# INSTRUCTIONS FOR THE TASK
Copy every entry exactly.

# PROVIDED INFORMATION
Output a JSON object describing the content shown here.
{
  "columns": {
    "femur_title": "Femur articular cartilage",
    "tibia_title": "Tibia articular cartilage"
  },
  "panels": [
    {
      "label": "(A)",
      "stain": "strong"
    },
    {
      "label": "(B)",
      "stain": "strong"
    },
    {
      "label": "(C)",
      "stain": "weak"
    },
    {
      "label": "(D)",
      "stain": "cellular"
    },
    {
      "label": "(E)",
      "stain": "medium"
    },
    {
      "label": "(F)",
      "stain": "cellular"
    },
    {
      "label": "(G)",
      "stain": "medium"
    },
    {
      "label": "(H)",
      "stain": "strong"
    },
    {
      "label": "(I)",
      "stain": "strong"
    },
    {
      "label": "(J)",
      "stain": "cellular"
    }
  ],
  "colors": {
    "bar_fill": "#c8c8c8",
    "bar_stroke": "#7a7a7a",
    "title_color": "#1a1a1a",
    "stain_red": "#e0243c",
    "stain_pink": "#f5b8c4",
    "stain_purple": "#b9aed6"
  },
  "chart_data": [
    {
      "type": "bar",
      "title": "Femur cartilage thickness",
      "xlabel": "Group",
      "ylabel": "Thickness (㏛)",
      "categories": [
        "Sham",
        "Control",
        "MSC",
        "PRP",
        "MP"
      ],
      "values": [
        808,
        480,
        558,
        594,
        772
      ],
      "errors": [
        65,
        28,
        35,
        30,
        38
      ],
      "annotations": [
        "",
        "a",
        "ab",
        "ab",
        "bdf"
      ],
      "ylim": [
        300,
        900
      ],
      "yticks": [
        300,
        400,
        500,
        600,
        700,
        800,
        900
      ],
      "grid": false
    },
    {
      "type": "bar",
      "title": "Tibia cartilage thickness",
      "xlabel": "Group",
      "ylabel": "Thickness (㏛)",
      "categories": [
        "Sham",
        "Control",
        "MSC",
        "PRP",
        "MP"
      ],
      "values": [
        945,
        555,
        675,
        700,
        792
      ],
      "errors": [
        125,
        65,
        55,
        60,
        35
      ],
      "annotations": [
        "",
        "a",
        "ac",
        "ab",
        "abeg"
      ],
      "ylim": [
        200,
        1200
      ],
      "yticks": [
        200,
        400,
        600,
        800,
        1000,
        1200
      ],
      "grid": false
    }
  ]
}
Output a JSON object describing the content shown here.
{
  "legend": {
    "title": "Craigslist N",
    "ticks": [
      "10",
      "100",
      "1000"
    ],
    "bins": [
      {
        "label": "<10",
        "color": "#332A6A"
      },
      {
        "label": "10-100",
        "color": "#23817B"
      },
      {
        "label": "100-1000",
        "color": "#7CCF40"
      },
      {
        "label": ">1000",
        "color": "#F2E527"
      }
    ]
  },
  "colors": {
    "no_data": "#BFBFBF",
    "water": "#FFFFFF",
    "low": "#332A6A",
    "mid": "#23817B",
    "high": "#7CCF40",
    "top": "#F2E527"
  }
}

# EXERCISE RESULT
Output a JSON object describing the content shown here.
{
  "columns": {
    "femur_title": "Femur articular cartilage",
    "tibia_title": "Tibia articular cartilage"
  },
  "panels": [
    {
      "label": "(A)",
      "stain": "strong"
    },
    {
      "label": "(B)",
      "stain": "strong"
    },
    {
      "label": "(C)",
      "stain": "weak"
    },
    {
      "label": "(D)",
      "stain": "cellular"
    },
    {
      "label": "(E)",
      "stain": "medium"
    },
    {
      "label": "(F)",
      "stain": "cellular"
    },
    {
      "label": "(G)",
      "stain": "medium"
    },
    {
      "label": "(H)",
      "stain": "strong"
    },
    {
      "label": "(I)",
      "stain": "strong"
    },
    {
      "label": "(J)",
      "stain": "cellular"
    }
  ],
  "colors": {
    "bar_fill": "#c8c8c8",
    "bar_stroke": "#7a7a7a",
    "title_color": "#1a1a1a",
    "stain_red": "#e0243c",
    "stain_pink": "#f5b8c4",
    "stain_purple": "#b9aed6"
  },
  "chart_data": [
    {
      "type": "bar",
      "title": "Femur cartilage thickness",
      "xlabel": "Group",
      "ylabel": "Thickness (㏛)",
      "categories": [
        "Sham",
        "Control",
        "MSC",
        "PRP",
        "MP"
      ],
      "values": [
        808,
        480,
        558,
        594,
        772
      ],
      "errors": [
        65,
        28,
        35,
        30,
        38
      ],
      "annotations": [
        "",
        "a",
        "ab",
        "ab",
        "bdf"
      ],
      "ylim": [
        300,
        900
      ],
      "yticks": [
        300,
        400,
        500,
        600,
        700,
        800,
        900
      ],
      "grid": false
    },
    {
      "type": "bar",
      "title": "Tibia cartilage thickness",
      "xlabel": "Group",
      "ylabel": "Thickness (㏛)",
      "categories": [
        "Sham",
        "Control",
        "MSC",
        "PRP",
        "MP"
      ],
      "values": [
        945,
        555,
        675,
        700,
        792
      ],
      "errors": [
        125,
        65,
        55,
        60,
        35
      ],
      "annotations": [
        "",
        "a",
        "ac",
        "ab",
        "abeg"
      ],
      "ylim": [
        200,
        1200
      ],
      "yticks": [
        200,
        400,
        600,
        800,
        1000,
        1200
      ],
      "grid": false
    }
  ]
}
Output a JSON object describing the content shown here.
{
  "legend": {
    "title": "Craigslist N",
    "ticks": [
      "10",
      "100",
      "1000"
    ],
    "bins": [
      {
        "label": "<10",
        "color": "#332A6A"
      },
      {
        "label": "10-100",
        "color": "#23817B"
      },
      {
        "label": "100-1000",
        "color": "#7CCF40"
      },
      {
        "label": ">1000",
        "color": "#F2E527"
      }
    ]
  },
  "colors": {
    "no_data": "#BFBFBF",
    "water": "#FFFFFF",
    "low": "#332A6A",
    "mid": "#23817B",
    "high": "#7CCF40",
    "top": "#F2E527"
  }
}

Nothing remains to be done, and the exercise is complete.